(Data entries)
----

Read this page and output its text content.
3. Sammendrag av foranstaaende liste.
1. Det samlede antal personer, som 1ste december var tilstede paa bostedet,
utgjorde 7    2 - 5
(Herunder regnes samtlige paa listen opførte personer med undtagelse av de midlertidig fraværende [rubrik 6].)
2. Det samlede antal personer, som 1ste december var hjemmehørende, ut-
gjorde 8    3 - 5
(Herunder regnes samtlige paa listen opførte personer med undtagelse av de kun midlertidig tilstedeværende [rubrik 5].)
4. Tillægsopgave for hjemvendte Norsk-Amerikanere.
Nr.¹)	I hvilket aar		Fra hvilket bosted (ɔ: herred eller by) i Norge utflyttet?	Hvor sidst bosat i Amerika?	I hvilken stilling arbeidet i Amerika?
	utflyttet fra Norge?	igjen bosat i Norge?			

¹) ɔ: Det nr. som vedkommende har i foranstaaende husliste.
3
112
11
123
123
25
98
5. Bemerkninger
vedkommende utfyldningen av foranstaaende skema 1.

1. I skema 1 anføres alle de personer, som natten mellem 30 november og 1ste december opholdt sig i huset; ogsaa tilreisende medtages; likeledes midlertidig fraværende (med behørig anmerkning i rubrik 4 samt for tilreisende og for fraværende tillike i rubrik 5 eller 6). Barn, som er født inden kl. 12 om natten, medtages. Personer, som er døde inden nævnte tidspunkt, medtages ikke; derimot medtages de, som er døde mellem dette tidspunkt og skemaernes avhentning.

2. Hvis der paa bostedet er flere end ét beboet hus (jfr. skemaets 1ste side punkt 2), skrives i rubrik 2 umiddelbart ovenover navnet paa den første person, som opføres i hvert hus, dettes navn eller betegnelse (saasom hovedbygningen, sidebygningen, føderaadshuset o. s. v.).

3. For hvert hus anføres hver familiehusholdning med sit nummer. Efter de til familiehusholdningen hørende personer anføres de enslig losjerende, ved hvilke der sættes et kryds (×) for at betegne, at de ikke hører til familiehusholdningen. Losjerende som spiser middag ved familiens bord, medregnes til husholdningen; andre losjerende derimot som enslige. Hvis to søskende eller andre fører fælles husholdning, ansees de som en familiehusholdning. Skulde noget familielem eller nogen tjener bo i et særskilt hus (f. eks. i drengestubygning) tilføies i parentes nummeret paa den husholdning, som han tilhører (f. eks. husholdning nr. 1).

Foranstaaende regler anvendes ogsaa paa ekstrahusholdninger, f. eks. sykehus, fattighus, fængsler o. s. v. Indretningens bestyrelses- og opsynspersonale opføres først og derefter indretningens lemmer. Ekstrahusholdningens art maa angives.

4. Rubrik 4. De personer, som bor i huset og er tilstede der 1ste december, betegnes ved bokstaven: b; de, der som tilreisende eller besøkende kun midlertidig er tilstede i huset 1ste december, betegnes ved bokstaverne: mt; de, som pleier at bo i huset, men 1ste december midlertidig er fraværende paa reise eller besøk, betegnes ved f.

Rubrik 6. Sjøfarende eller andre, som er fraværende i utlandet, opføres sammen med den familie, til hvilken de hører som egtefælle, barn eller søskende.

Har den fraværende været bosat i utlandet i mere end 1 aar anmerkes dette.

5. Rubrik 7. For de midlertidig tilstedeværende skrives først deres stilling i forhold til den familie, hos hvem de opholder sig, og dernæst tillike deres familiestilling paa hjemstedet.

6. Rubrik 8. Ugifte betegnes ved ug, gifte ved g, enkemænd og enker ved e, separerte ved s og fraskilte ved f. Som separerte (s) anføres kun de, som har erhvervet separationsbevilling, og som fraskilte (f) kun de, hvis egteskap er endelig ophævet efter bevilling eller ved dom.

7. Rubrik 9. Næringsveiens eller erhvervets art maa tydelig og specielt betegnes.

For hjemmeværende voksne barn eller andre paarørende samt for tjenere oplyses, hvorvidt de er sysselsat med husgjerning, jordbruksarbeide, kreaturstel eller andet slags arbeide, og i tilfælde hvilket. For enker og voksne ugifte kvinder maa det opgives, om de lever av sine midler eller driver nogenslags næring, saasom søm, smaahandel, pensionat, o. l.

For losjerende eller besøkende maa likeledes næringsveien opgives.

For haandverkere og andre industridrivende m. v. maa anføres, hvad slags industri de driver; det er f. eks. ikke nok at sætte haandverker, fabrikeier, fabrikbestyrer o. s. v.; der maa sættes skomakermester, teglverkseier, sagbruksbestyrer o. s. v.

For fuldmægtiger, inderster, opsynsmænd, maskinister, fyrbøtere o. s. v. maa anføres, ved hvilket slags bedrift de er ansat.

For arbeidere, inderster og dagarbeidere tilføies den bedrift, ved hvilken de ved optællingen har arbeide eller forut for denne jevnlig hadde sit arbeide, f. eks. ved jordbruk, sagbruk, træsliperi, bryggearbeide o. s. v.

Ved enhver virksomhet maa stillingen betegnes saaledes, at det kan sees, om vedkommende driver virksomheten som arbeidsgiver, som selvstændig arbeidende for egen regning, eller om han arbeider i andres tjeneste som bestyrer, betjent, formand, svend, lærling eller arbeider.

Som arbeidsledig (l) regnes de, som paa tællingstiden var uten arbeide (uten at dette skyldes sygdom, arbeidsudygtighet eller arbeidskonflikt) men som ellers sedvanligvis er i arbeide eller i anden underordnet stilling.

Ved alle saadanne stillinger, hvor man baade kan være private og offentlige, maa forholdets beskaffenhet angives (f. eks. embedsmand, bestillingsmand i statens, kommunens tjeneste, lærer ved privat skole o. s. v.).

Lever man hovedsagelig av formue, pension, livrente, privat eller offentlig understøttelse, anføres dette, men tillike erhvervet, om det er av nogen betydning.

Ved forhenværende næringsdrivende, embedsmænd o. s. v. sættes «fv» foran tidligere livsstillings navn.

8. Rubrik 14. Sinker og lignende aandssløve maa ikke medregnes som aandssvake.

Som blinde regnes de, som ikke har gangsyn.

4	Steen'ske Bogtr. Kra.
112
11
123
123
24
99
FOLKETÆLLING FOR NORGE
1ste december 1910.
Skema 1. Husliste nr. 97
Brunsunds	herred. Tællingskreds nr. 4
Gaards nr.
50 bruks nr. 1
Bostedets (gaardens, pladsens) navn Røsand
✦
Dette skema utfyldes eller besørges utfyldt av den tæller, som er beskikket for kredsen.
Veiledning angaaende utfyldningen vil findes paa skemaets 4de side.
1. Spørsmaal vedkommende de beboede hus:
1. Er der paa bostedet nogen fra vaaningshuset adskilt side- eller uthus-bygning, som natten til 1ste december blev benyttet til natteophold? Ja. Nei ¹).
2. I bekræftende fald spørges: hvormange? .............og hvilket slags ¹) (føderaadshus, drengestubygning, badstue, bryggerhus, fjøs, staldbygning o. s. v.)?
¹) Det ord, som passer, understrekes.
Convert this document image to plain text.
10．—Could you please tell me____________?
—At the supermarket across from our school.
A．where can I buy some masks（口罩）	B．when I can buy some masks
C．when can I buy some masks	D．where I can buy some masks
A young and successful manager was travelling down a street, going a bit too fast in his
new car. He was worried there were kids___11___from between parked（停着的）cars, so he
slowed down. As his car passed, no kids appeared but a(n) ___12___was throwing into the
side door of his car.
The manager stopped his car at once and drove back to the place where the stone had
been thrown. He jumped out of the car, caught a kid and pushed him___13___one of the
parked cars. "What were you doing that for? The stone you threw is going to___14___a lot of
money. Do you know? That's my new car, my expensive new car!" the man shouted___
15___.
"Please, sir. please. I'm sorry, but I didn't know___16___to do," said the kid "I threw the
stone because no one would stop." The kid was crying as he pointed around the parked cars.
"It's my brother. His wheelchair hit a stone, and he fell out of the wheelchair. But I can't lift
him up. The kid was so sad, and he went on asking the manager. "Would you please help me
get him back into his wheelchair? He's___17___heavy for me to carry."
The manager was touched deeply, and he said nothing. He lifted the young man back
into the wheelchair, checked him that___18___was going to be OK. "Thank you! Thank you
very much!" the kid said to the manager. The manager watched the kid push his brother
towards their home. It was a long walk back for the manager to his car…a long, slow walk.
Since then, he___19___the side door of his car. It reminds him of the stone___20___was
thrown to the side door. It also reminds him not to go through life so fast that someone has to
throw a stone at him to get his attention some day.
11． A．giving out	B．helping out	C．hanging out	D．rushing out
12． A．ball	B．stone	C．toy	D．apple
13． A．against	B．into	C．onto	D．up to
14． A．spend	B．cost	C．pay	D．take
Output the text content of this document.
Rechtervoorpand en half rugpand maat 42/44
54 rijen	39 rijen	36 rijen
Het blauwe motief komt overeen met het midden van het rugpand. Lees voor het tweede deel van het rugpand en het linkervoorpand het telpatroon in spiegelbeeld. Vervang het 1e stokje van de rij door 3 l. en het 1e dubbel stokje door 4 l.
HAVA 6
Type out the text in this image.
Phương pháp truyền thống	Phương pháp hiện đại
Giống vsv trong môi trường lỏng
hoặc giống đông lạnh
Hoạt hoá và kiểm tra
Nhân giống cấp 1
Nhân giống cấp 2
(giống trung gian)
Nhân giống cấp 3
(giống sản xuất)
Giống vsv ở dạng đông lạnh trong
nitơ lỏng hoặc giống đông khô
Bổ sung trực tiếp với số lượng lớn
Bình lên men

----

Of the lines in the records, determine how many contain the word "hvert", and report that number alone.

2